[Stored data entries]
+ + + + +

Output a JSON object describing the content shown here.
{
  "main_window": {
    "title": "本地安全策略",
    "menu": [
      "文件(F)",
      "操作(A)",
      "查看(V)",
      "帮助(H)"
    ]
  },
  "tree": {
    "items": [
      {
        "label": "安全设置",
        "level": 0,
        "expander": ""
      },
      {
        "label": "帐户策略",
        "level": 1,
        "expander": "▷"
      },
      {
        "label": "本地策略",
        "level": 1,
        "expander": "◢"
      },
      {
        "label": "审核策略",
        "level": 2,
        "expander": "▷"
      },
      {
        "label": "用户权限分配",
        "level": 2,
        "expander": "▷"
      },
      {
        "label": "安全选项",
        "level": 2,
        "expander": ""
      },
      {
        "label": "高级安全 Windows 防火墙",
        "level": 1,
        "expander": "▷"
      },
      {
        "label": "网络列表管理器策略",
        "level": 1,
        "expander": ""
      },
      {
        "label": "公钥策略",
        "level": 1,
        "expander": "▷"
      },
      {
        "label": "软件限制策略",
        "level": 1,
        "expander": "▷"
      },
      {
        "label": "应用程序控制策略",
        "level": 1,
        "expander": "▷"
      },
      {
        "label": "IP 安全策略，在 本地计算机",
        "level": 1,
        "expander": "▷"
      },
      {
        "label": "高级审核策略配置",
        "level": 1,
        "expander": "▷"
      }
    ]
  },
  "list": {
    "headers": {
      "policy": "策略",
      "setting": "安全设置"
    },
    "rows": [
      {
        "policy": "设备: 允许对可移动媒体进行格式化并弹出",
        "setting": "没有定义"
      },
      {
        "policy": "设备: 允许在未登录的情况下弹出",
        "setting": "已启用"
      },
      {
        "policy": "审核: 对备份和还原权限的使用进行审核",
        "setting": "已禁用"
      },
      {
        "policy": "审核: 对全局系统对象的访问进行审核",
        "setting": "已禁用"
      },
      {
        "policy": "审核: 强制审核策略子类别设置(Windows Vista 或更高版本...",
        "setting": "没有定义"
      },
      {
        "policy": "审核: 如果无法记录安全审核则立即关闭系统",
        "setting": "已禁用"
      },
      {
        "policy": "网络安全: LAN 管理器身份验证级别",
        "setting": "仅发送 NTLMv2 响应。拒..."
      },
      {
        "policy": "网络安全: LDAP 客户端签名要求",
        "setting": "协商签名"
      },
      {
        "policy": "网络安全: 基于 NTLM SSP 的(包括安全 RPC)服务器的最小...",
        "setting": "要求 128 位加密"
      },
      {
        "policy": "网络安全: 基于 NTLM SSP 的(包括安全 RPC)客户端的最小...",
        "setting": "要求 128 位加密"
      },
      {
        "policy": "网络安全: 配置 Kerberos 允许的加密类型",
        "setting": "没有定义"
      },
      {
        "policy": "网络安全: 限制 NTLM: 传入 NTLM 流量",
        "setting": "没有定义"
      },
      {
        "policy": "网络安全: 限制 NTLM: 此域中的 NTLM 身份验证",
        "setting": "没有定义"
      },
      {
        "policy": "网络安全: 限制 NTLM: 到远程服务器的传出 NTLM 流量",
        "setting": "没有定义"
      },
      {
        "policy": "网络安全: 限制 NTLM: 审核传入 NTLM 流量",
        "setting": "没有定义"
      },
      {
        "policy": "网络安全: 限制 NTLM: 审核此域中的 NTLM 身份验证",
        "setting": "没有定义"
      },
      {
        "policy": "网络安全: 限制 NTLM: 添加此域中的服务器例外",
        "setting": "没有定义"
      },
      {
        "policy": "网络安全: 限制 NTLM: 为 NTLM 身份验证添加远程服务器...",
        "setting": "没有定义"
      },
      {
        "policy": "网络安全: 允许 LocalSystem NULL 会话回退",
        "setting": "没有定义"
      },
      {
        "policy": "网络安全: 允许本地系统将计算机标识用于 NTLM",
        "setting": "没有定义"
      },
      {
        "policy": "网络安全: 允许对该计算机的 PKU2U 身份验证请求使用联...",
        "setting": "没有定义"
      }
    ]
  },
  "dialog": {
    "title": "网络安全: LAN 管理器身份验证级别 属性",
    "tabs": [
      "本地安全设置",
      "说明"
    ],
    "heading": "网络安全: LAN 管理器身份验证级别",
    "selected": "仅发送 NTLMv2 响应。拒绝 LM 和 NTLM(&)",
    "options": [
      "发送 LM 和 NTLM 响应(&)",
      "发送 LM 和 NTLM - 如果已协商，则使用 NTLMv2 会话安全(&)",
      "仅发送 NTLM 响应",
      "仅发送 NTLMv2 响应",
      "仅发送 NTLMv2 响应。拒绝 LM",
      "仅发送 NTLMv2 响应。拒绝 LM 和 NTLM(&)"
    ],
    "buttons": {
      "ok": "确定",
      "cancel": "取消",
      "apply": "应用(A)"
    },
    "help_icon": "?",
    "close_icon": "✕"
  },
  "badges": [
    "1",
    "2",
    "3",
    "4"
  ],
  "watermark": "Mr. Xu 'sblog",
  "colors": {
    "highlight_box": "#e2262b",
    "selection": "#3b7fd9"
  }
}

+ + + + +

[Problem details] Exact output of every entry is required.

[Exercise answer]
Output a JSON object describing the content shown here.
{
  "main_window": {
    "title": "本地安全策略",
    "menu": [
      "文件(F)",
      "操作(A)",
      "查看(V)",
      "帮助(H)"
    ]
  },
  "tree": {
    "items": [
      {
        "label": "安全设置",
        "level": 0,
        "expander": ""
      },
      {
        "label": "帐户策略",
        "level": 1,
        "expander": "▷"
      },
      {
        "label": "本地策略",
        "level": 1,
        "expander": "◢"
      },
      {
        "label": "审核策略",
        "level": 2,
        "expander": "▷"
      },
      {
        "label": "用户权限分配",
        "level": 2,
        "expander": "▷"
      },
      {
        "label": "安全选项",
        "level": 2,
        "expander": ""
      },
      {
        "label": "高级安全 Windows 防火墙",
        "level": 1,
        "expander": "▷"
      },
      {
        "label": "网络列表管理器策略",
        "level": 1,
        "expander": ""
      },
      {
        "label": "公钥策略",
        "level": 1,
        "expander": "▷"
      },
      {
        "label": "软件限制策略",
        "level": 1,
        "expander": "▷"
      },
      {
        "label": "应用程序控制策略",
        "level": 1,
        "expander": "▷"
      },
      {
        "label": "IP 安全策略，在 本地计算机",
        "level": 1,
        "expander": "▷"
      },
      {
        "label": "高级审核策略配置",
        "level": 1,
        "expander": "▷"
      }
    ]
  },
  "list": {
    "headers": {
      "policy": "策略",
      "setting": "安全设置"
    },
    "rows": [
      {
        "policy": "设备: 允许对可移动媒体进行格式化并弹出",
        "setting": "没有定义"
      },
      {
        "policy": "设备: 允许在未登录的情况下弹出",
        "setting": "已启用"
      },
      {
        "policy": "审核: 对备份和还原权限的使用进行审核",
        "setting": "已禁用"
      },
      {
        "policy": "审核: 对全局系统对象的访问进行审核",
        "setting": "已禁用"
      },
      {
        "policy": "审核: 强制审核策略子类别设置(Windows Vista 或更高版本...",
        "setting": "没有定义"
      },
      {
        "policy": "审核: 如果无法记录安全审核则立即关闭系统",
        "setting": "已禁用"
      },
      {
        "policy": "网络安全: LAN 管理器身份验证级别",
        "setting": "仅发送 NTLMv2 响应。拒..."
      },
      {
        "policy": "网络安全: LDAP 客户端签名要求",
        "setting": "协商签名"
      },
      {
        "policy": "网络安全: 基于 NTLM SSP 的(包括安全 RPC)服务器的最小...",
        "setting": "要求 128 位加密"
      },
      {
        "policy": "网络安全: 基于 NTLM SSP 的(包括安全 RPC)客户端的最小...",
        "setting": "要求 128 位加密"
      },
      {
        "policy": "网络安全: 配置 Kerberos 允许的加密类型",
        "setting": "没有定义"
      },
      {
        "policy": "网络安全: 限制 NTLM: 传入 NTLM 流量",
        "setting": "没有定义"
      },
      {
        "policy": "网络安全: 限制 NTLM: 此域中的 NTLM 身份验证",
        "setting": "没有定义"
      },
      {
        "policy": "网络安全: 限制 NTLM: 到远程服务器的传出 NTLM 流量",
        "setting": "没有定义"
      },
      {
        "policy": "网络安全: 限制 NTLM: 审核传入 NTLM 流量",
        "setting": "没有定义"
      },
      {
        "policy": "网络安全: 限制 NTLM: 审核此域中的 NTLM 身份验证",
        "setting": "没有定义"
      },
      {
        "policy": "网络安全: 限制 NTLM: 添加此域中的服务器例外",
        "setting": "没有定义"
      },
      {
        "policy": "网络安全: 限制 NTLM: 为 NTLM 身份验证添加远程服务器...",
        "setting": "没有定义"
      },
      {
        "policy": "网络安全: 允许 LocalSystem NULL 会话回退",
        "setting": "没有定义"
      },
      {
        "policy": "网络安全: 允许本地系统将计算机标识用于 NTLM",
        "setting": "没有定义"
      },
      {
        "policy": "网络安全: 允许对该计算机的 PKU2U 身份验证请求使用联...",
        "setting": "没有定义"
      }
    ]
  },
  "dialog": {
    "title": "网络安全: LAN 管理器身份验证级别 属性",
    "tabs": [
      "本地安全设置",
      "说明"
    ],
    "heading": "网络安全: LAN 管理器身份验证级别",
    "selected": "仅发送 NTLMv2 响应。拒绝 LM 和 NTLM(&)",
    "options": [
      "发送 LM 和 NTLM 响应(&)",
      "发送 LM 和 NTLM - 如果已协商，则使用 NTLMv2 会话安全(&)",
      "仅发送 NTLM 响应",
      "仅发送 NTLMv2 响应",
      "仅发送 NTLMv2 响应。拒绝 LM",
      "仅发送 NTLMv2 响应。拒绝 LM 和 NTLM(&)"
    ],
    "buttons": {
      "ok": "确定",
      "cancel": "取消",
      "apply": "应用(A)"
    },
    "help_icon": "?",
    "close_icon": "✕"
  },
  "badges": [
    "1",
    "2",
    "3",
    "4"
  ],
  "watermark": "Mr. Xu 'sblog",
  "colors": {
    "highlight_box": "#e2262b",
    "selection": "#3b7fd9"
  }
}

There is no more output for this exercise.